Instruções →
1) De acordo com o trecho sobre a Coreia do Norte, o que provocou pânico no país segundo a Radio Free Asia, e por quê?
2) Prossiga o trecho sobre a Coreia do Norte a partir da última frase apresentada.
____ Trecho fornecido
Historiadores como Adam Tooze e Niall Ferguson popularizaram a metodologia de avaliar risco de guerra mediante análise econômica de custos-benefícios. Tooze, Ferguson e Cha concordam que nenhum Estado busca ativamente cometer suicídio, atacando irracionalmente inimigo superior; mas pode acontecer de um Estado ser arrastado a agir desse modo, por racionalidade econômica.

É análise lógica e razoável de como estados militantes agem se forçados a atacar o inimigo – e com certeza é análise mais racional do que crer que os chineses teriam forte influência sobre a Coreia do Norte.

Por outro lado, há vários elementos que enfraquecem essa analogia, no que tenha a ver com a Coreia do Norte. As realizações econômicas e militares da Coreia do Norte perderam importância se comparadas às da Coreia do Sul, e, isso, em tal proporção que torna implausível qualquer iniciativa militar de larga escala.

A Radio Free Asia noticiou que o bombardeio da ilha Yeonpyeong provocou pânico na Coreia do Norte, porque se temeu que os EUA retaliassem militarmente. Segundo o mesmo noticiário, o pânico causou uma corrida em busca de moeda estrangeira, que forçou para cima o preço dos alimentos, iniciando crise semelhante à que foi criada pela revalorização da moeda em dezembro de 2009. [4]

Se os norte-coreanos temessem perder sua vantagem relativa, teriam iniciado invasão em larga escala nos anos 1960s ou 1970s, antes de a economia sul-coreana ter sido revitalizada no governo de Park Chung-hee. Com o custo cada vez maior da barganha coercitiva, os norte-coreanos não jogam hoje um jogo estratégico de soma zero, semelhante ao que o império japonês jogou em 1941, mas jogo de sobrevivência, pós-crise de fome, de soma negativa.
________
____ Extrato de dados
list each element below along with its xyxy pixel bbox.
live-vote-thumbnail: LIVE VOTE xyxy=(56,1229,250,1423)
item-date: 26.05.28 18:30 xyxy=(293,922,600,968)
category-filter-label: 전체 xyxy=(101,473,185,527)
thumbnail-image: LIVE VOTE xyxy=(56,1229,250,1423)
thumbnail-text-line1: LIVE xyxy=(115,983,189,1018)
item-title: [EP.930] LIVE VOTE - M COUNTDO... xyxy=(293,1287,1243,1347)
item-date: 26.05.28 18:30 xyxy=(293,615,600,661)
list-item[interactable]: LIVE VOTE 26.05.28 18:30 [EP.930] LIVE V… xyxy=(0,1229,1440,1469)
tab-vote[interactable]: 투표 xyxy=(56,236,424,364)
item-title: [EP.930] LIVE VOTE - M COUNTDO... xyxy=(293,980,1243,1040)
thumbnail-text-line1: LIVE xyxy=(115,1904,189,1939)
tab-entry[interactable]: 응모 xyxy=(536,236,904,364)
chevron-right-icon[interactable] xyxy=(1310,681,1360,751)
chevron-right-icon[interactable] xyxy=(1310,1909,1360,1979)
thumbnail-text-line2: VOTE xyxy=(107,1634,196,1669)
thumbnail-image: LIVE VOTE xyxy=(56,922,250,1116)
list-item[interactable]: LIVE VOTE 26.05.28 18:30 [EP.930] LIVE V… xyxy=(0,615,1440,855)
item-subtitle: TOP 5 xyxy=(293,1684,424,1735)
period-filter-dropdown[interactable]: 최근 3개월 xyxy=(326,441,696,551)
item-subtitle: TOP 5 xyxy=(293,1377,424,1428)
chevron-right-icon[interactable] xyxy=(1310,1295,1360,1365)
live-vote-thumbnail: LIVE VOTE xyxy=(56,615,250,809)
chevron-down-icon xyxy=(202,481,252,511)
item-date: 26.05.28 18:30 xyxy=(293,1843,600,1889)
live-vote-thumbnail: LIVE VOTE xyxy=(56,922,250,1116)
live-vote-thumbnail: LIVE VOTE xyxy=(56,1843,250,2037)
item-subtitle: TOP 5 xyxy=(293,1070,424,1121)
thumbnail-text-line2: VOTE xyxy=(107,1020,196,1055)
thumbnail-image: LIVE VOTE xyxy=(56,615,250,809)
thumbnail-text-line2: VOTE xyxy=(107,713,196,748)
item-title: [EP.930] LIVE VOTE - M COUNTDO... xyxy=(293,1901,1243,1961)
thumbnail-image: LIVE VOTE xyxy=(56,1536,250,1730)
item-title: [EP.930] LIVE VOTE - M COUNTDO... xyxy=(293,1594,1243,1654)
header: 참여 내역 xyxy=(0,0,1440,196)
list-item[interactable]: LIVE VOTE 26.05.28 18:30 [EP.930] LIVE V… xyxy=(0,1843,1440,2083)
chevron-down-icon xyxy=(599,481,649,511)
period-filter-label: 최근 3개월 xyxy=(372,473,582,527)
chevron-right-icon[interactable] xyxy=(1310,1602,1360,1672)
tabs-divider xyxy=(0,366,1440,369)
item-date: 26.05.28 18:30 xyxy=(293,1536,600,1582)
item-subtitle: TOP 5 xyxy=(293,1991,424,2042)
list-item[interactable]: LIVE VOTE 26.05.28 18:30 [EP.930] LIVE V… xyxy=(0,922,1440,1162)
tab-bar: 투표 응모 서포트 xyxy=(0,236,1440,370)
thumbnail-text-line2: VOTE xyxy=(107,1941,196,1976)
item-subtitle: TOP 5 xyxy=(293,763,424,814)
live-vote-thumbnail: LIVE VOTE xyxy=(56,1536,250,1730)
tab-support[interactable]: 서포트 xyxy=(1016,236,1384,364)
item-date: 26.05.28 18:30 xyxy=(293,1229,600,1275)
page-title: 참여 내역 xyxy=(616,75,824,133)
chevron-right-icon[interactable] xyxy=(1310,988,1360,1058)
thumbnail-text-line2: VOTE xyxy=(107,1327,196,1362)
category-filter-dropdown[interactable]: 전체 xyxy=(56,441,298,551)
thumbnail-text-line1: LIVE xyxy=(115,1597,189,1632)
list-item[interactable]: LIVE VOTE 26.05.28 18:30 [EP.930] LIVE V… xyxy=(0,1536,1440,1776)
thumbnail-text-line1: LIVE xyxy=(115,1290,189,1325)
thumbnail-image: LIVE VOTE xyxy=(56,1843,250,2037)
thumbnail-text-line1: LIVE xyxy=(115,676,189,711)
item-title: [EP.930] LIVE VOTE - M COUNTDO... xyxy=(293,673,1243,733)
________
Respostas dos exercícios →
1) O bombardeio da ilha Yeonpyeong, porque se temeu que os EUA retaliassem militarmente.

2)
A Coreia do Norte conta hoje com dois ativos militares importantes: a capacidade de neutralizar Seul, com a artilharia avançada; e o arsenal nuclear. Ataque semelhante ao feito contra Pearl Harbor, pelos norte-coreanos, envolverá um ou ambos desses ativos. Contudo, há dúvidas sobre se a Coreia do Norte teria seja o know-how seja o desejo de realmente utilizar essas vantagens militares.

Há dúvidas sobre se os dois sensacionais testes nucleares foram de fato bem-sucedidos. Observadores russos e norte-americanos da crise nuclear da Coreia do Norte comentaram a possibilidade de os dois testes terem sido simplesmente “encenados” [orig. fizzled]. Além disso, Piongueangue está muito longe de produzir efetivamente mísseis balísticos intercontinentais que possam transportar o necessário equipamento de detonação nuclear.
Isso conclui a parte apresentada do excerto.